** Data to use **
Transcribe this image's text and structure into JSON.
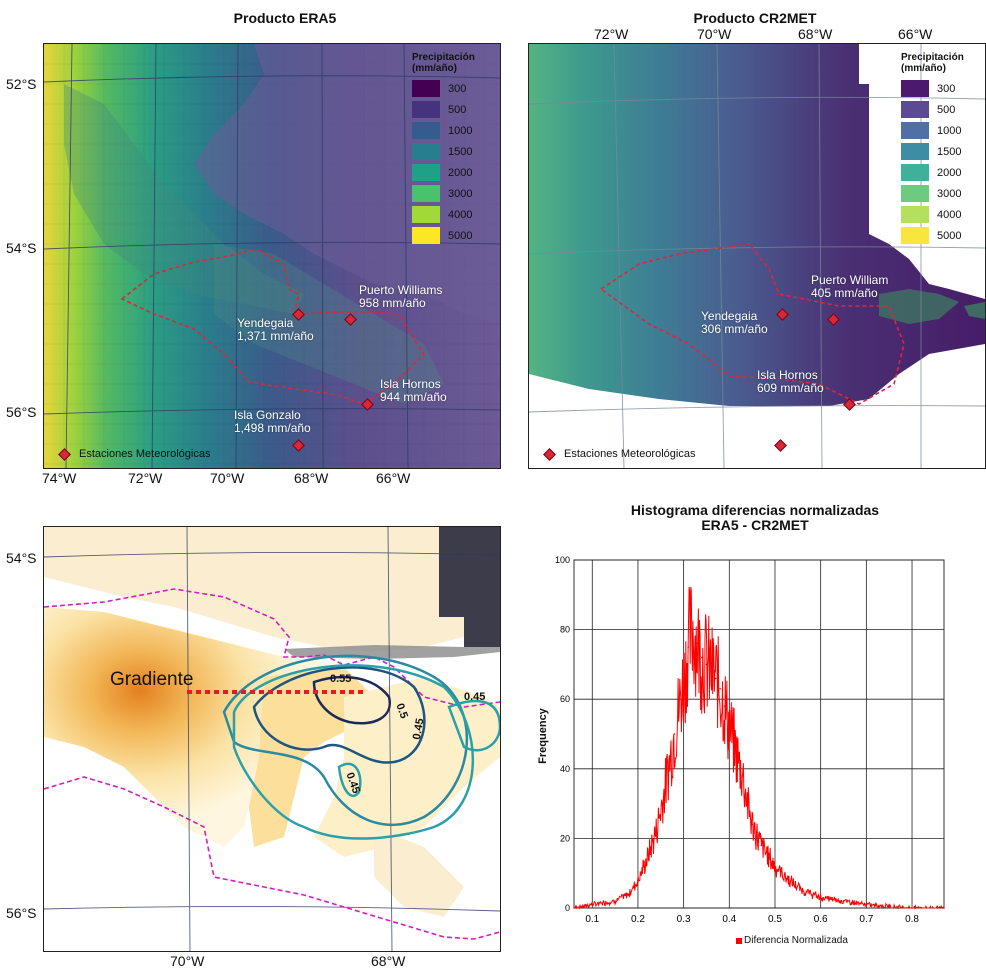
{
  "top_left": {
    "title": "Producto ERA5",
    "lat_labels": [
      "52°S",
      "54°S",
      "56°S"
    ],
    "lon_labels": [
      "74°W",
      "72°W",
      "70°W",
      "68°W",
      "66°W"
    ],
    "legend_title_1": "Precipitación",
    "legend_title_2": "(mm/año)",
    "legend_items": [
      {
        "label": "300",
        "color": "#440154"
      },
      {
        "label": "500",
        "color": "#46337e"
      },
      {
        "label": "1000",
        "color": "#365c8d"
      },
      {
        "label": "1500",
        "color": "#277f8e"
      },
      {
        "label": "2000",
        "color": "#1fa187"
      },
      {
        "label": "3000",
        "color": "#4ac16d"
      },
      {
        "label": "4000",
        "color": "#a0da39"
      },
      {
        "label": "5000",
        "color": "#fde725"
      }
    ],
    "stations": [
      {
        "name": "Puerto Williams",
        "value": "958 mm/año"
      },
      {
        "name": "Yendegaia",
        "value": "1,371 mm/año"
      },
      {
        "name": "Isla Hornos",
        "value": "944 mm/año"
      },
      {
        "name": "Isla Gonzalo",
        "value": "1,498 mm/año"
      }
    ],
    "station_legend": "Estaciones Meteorológicas"
  },
  "top_right": {
    "title": "Producto CR2MET",
    "lon_labels": [
      "72°W",
      "70°W",
      "68°W",
      "66°W"
    ],
    "legend_title_1": "Precipitación",
    "legend_title_2": "(mm/año)",
    "legend_items": [
      {
        "label": "300",
        "color": "#4b1a6e"
      },
      {
        "label": "500",
        "color": "#5b4b93"
      },
      {
        "label": "1000",
        "color": "#4f6fa6"
      },
      {
        "label": "1500",
        "color": "#3d8ea4"
      },
      {
        "label": "2000",
        "color": "#3fb19a"
      },
      {
        "label": "3000",
        "color": "#6ccb7f"
      },
      {
        "label": "4000",
        "color": "#b5e05c"
      },
      {
        "label": "5000",
        "color": "#f8e63f"
      }
    ],
    "stations": [
      {
        "name": "Puerto William",
        "value": "405 mm/año"
      },
      {
        "name": "Yendegaia",
        "value": "306 mm/año"
      },
      {
        "name": "Isla Hornos",
        "value": "609 mm/año"
      }
    ],
    "station_legend": "Estaciones Meteorológicas"
  },
  "bottom_left": {
    "lat_labels": [
      "54°S",
      "56°S"
    ],
    "lon_labels": [
      "70°W",
      "68°W"
    ],
    "gradient_label": "Gradiente",
    "contour_labels": [
      "0.55",
      "0.5",
      "0.45",
      "0.45",
      "0.45"
    ]
  },
  "histogram": {
    "title_1": "Histograma diferencias normalizadas",
    "title_2": "ERA5 - CR2MET",
    "ylabel": "Frequency",
    "legend": "Diferencia Normalizada",
    "series_color": "#ff0000",
    "y_ticks": [
      "0",
      "20",
      "40",
      "60",
      "80",
      "100"
    ],
    "x_ticks": [
      "0.1",
      "0.2",
      "0.3",
      "0.4",
      "0.5",
      "0.6",
      "0.7",
      "0.8"
    ]
  },
  "chart_data": {
    "type": "histogram",
    "title": "Histograma diferencias normalizadas ERA5 - CR2MET",
    "xlabel": "",
    "ylabel": "Frequency",
    "xlim": [
      0.06,
      0.87
    ],
    "ylim": [
      0,
      100
    ],
    "series": [
      {
        "name": "Diferencia Normalizada",
        "x": [
          0.06,
          0.1,
          0.15,
          0.18,
          0.2,
          0.22,
          0.24,
          0.26,
          0.28,
          0.3,
          0.31,
          0.32,
          0.33,
          0.34,
          0.35,
          0.36,
          0.37,
          0.38,
          0.39,
          0.4,
          0.41,
          0.42,
          0.43,
          0.44,
          0.45,
          0.47,
          0.5,
          0.53,
          0.56,
          0.6,
          0.65,
          0.7,
          0.75,
          0.8,
          0.87
        ],
        "y": [
          0,
          1,
          2,
          4,
          8,
          14,
          22,
          35,
          50,
          65,
          75,
          80,
          76,
          72,
          70,
          68,
          66,
          63,
          58,
          52,
          47,
          42,
          38,
          30,
          24,
          18,
          12,
          8,
          5,
          3,
          2,
          1,
          0.5,
          0,
          0
        ]
      }
    ]
  }
}
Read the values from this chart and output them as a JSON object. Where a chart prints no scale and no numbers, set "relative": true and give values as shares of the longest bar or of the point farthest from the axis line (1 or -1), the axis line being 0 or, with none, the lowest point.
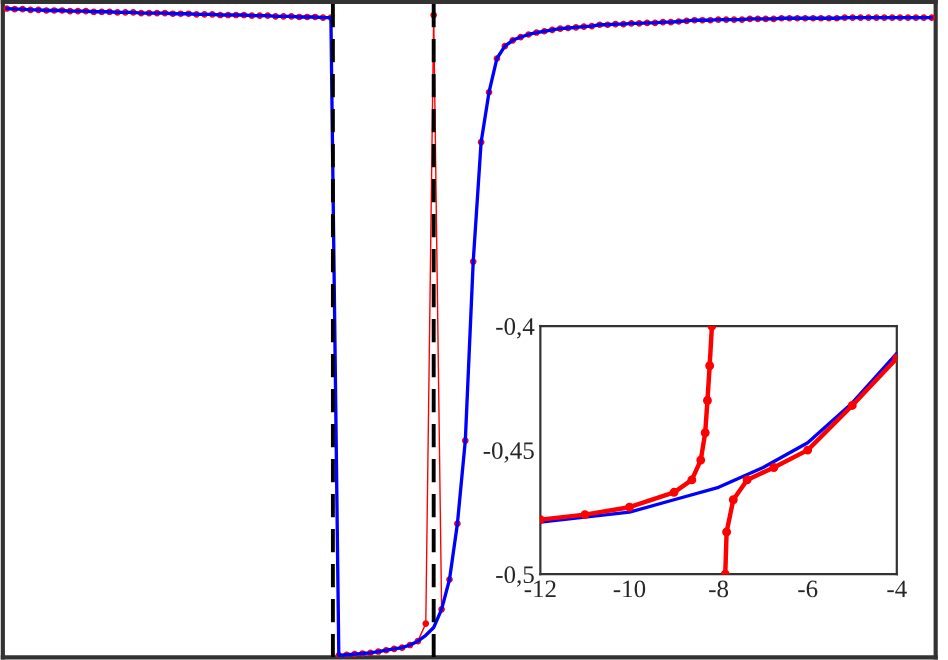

** Exercise aim **
Select all lines with the word "name" from the entries above.

** Exercise output **
        "name": "Puerto Williams",
        "name": "Yendegaia",
        "name": "Isla Hornos",
        "name": "Isla Gonzalo",
        "name": "Puerto William",
        "name": "Yendegaia",
        "name": "Isla Hornos",
        "name": "Diferencia Normalizada",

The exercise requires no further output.